───── Extracted information ─────

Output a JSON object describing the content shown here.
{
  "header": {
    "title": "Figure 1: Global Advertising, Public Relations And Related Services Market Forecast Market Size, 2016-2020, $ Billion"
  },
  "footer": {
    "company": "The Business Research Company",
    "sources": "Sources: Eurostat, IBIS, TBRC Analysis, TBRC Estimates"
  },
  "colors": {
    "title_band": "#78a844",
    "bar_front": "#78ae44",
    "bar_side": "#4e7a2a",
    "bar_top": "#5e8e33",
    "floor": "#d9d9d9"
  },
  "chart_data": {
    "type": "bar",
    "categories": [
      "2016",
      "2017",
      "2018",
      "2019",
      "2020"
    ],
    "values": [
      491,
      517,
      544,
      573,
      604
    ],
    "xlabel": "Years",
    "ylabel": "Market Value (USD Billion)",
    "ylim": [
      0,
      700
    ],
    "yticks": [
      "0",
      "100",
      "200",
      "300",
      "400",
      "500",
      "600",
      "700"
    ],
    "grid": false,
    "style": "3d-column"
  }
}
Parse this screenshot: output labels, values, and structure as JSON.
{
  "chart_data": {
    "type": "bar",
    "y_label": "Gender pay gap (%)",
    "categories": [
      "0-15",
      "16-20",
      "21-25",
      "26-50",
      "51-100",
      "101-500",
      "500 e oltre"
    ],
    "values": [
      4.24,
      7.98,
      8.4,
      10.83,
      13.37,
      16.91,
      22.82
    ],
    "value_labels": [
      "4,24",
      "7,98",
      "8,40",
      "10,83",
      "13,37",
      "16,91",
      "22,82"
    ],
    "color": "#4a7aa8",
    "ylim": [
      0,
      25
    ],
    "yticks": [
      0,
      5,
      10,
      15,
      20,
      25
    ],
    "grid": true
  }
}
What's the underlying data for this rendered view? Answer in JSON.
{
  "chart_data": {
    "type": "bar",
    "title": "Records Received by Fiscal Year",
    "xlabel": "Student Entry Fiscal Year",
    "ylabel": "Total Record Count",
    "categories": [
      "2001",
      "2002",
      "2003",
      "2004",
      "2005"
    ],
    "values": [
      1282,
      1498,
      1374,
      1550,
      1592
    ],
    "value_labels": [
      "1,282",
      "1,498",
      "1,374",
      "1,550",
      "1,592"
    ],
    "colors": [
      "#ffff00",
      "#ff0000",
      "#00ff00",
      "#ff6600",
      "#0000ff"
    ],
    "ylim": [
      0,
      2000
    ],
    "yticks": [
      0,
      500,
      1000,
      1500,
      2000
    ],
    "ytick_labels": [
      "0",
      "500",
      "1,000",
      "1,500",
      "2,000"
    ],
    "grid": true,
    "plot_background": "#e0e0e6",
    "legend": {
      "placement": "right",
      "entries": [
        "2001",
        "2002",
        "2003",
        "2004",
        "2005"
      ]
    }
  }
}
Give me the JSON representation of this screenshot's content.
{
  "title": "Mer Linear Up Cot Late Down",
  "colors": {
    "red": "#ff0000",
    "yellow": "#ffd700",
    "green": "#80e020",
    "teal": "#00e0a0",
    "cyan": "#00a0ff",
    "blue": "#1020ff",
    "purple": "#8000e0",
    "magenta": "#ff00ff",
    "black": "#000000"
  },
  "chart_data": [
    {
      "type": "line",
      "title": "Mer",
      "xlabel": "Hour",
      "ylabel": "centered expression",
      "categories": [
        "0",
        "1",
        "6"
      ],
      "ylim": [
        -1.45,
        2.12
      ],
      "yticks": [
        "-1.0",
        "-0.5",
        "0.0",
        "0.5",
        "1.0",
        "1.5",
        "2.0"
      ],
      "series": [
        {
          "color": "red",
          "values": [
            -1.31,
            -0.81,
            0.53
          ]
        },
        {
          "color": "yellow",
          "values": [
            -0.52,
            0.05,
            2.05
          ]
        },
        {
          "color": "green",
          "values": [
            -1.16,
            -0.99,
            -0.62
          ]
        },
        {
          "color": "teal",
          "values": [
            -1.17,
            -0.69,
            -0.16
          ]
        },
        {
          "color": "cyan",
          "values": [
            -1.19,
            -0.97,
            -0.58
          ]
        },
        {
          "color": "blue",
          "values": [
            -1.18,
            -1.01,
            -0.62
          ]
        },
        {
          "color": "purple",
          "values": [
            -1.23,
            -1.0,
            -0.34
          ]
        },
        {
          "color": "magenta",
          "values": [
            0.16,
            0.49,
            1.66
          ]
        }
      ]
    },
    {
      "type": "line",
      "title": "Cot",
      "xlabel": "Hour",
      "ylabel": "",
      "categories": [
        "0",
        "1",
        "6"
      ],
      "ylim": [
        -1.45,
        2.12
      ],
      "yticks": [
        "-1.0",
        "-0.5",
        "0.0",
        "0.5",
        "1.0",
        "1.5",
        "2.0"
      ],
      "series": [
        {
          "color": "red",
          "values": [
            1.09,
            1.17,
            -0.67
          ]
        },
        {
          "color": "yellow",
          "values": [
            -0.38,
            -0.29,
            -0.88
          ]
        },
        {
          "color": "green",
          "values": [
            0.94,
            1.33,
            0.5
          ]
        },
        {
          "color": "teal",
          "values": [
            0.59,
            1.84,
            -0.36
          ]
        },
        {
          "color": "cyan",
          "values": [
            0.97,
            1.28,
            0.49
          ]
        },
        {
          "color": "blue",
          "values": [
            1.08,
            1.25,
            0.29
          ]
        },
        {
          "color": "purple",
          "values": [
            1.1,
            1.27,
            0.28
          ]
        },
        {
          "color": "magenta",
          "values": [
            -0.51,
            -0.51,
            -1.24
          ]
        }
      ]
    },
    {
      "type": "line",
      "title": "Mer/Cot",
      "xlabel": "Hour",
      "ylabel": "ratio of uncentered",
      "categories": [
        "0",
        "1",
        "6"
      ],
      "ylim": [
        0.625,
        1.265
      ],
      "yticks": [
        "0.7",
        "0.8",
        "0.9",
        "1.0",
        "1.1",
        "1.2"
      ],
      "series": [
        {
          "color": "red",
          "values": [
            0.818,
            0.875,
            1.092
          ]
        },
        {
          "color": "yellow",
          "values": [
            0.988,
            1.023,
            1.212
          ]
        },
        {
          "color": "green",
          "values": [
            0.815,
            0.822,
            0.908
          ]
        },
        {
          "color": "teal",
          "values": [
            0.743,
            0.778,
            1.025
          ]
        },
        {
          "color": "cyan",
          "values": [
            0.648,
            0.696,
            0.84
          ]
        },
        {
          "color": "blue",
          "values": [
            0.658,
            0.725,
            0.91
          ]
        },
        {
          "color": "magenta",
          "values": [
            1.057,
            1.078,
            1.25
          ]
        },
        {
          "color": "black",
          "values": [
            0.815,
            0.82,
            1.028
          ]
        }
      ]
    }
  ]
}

─────
───── Extracted information ─────

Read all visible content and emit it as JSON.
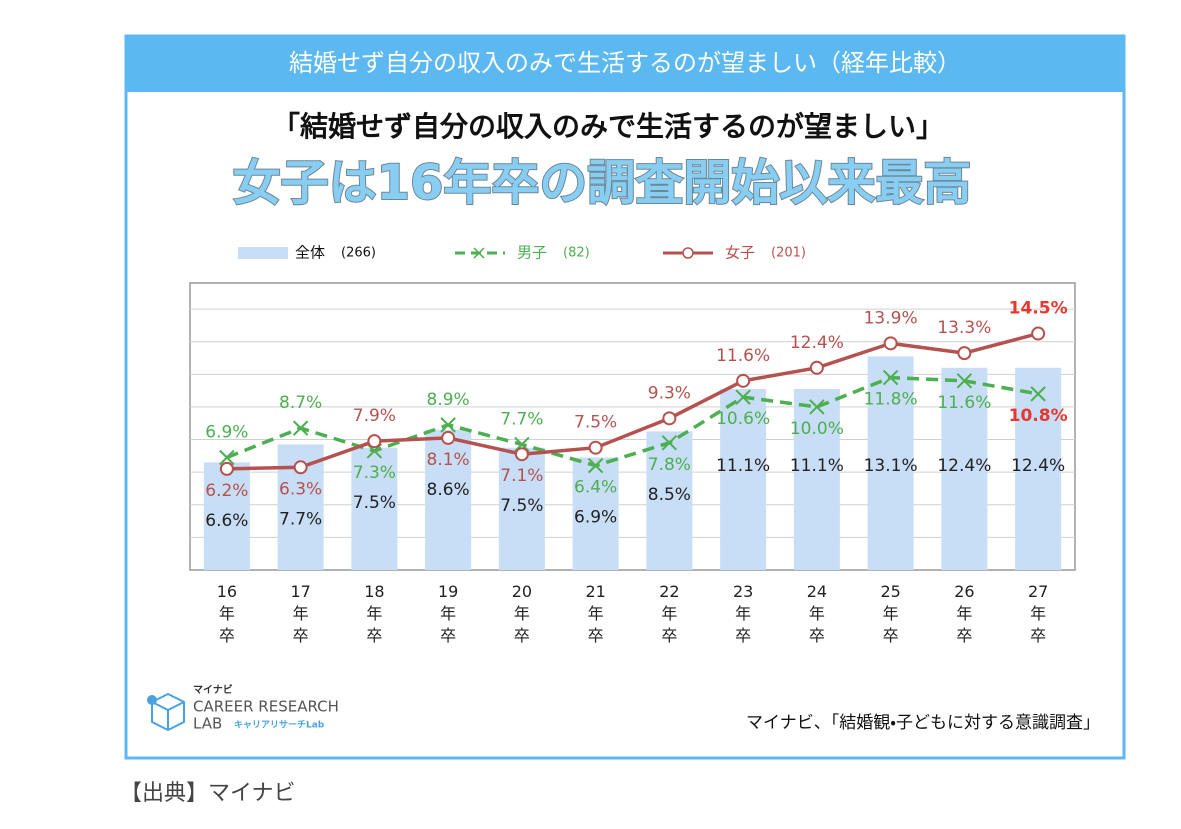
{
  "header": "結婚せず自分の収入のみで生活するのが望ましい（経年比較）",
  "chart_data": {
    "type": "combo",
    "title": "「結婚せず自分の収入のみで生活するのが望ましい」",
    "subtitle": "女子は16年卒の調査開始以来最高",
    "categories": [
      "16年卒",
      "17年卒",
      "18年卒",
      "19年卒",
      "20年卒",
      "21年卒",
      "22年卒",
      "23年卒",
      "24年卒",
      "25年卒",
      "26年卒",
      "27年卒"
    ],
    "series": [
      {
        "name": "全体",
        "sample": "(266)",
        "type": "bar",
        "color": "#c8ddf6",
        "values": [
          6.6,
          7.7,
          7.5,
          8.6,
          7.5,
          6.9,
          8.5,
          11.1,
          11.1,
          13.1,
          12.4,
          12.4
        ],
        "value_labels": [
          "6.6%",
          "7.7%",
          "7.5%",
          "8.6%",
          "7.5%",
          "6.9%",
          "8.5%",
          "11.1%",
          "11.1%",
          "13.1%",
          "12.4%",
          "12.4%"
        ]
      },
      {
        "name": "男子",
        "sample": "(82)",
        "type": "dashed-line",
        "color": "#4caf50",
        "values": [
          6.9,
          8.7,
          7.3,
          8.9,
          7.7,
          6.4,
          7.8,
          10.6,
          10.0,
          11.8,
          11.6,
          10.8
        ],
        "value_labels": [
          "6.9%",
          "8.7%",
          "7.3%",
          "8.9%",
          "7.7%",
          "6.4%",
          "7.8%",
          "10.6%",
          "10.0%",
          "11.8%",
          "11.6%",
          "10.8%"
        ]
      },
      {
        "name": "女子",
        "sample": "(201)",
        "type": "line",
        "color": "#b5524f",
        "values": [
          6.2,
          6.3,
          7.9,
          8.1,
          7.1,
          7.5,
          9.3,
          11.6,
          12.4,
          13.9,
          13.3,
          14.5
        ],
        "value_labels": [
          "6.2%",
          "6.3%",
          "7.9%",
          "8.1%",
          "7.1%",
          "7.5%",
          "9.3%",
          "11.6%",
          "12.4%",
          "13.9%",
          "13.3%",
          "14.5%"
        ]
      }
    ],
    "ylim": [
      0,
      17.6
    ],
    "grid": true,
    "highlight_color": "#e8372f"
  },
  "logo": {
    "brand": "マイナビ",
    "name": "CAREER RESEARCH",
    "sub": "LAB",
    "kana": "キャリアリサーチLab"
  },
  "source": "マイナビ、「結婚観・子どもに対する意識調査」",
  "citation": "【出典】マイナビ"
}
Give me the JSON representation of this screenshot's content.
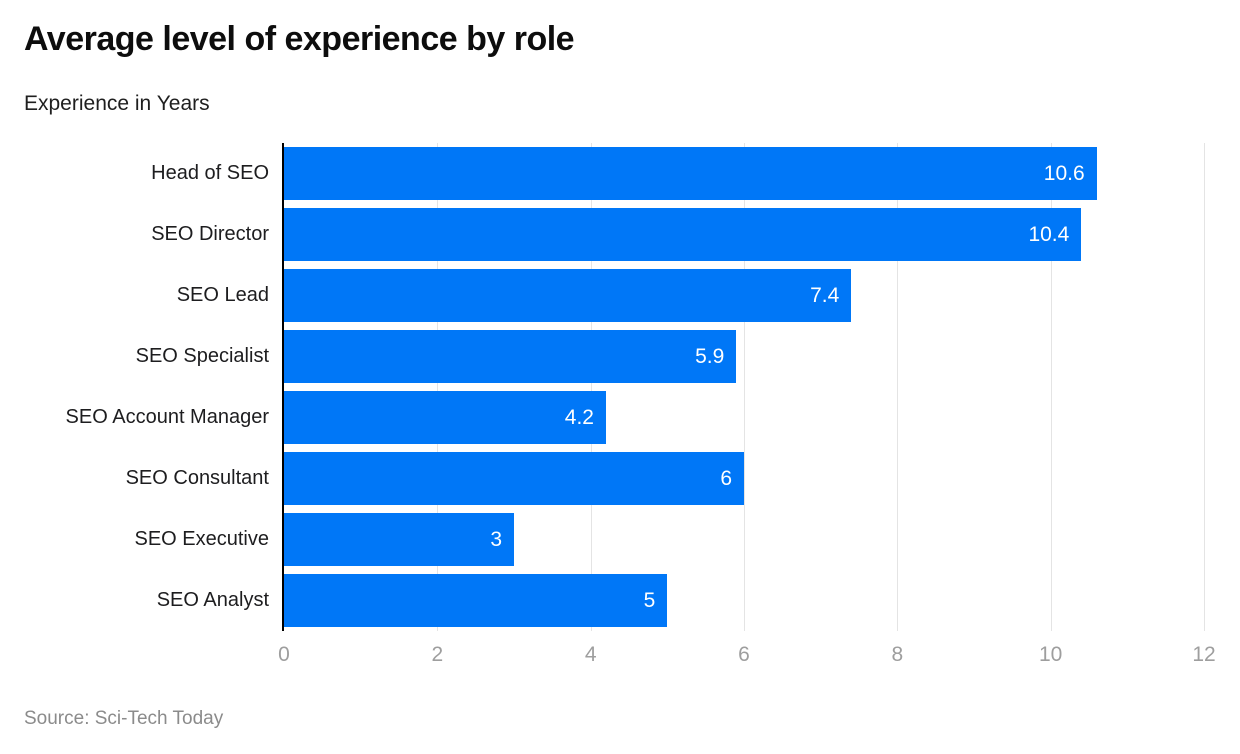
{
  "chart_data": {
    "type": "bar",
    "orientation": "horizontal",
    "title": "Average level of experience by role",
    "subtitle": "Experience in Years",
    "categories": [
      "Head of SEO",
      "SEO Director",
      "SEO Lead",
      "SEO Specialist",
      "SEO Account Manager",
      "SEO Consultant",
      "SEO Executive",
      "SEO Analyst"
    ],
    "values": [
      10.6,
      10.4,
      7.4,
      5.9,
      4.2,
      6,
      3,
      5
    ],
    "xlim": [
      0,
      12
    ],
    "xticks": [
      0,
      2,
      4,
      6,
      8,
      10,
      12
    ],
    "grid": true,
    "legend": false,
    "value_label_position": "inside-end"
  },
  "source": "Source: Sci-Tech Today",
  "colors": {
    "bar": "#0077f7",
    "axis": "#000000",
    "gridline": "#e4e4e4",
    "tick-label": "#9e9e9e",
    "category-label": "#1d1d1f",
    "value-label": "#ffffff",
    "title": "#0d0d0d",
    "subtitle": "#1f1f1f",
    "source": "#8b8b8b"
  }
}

─────
───── Extracted information ─────

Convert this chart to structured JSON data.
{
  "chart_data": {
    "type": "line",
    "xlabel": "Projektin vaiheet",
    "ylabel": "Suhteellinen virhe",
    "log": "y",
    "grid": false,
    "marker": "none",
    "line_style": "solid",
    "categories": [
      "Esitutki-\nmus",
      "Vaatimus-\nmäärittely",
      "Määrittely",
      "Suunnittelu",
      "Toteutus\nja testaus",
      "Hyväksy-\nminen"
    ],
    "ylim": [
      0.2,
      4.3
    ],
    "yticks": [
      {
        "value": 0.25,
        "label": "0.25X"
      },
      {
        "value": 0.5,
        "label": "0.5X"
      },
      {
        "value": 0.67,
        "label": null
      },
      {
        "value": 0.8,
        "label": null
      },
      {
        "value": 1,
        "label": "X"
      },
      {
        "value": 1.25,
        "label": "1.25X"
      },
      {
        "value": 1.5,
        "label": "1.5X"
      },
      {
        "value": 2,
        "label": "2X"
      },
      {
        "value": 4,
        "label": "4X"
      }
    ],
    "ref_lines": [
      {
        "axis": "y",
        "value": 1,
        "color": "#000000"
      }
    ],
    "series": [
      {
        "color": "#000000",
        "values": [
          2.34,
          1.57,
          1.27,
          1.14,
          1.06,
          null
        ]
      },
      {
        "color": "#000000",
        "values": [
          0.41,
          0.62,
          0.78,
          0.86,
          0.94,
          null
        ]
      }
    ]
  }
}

─────

**What to work on:** Scan the material above. Copy each line that holds the word "JSON".

**Response:**
Output a JSON object describing the content shown here.
Parse this screenshot: output labels, values, and structure as JSON.
What's the underlying data for this rendered view? Answer in JSON.
Give me the JSON representation of this screenshot's content.
Read all visible content and emit it as JSON.
Give me the JSON representation of this screenshot's content.
Convert this chart to structured JSON data.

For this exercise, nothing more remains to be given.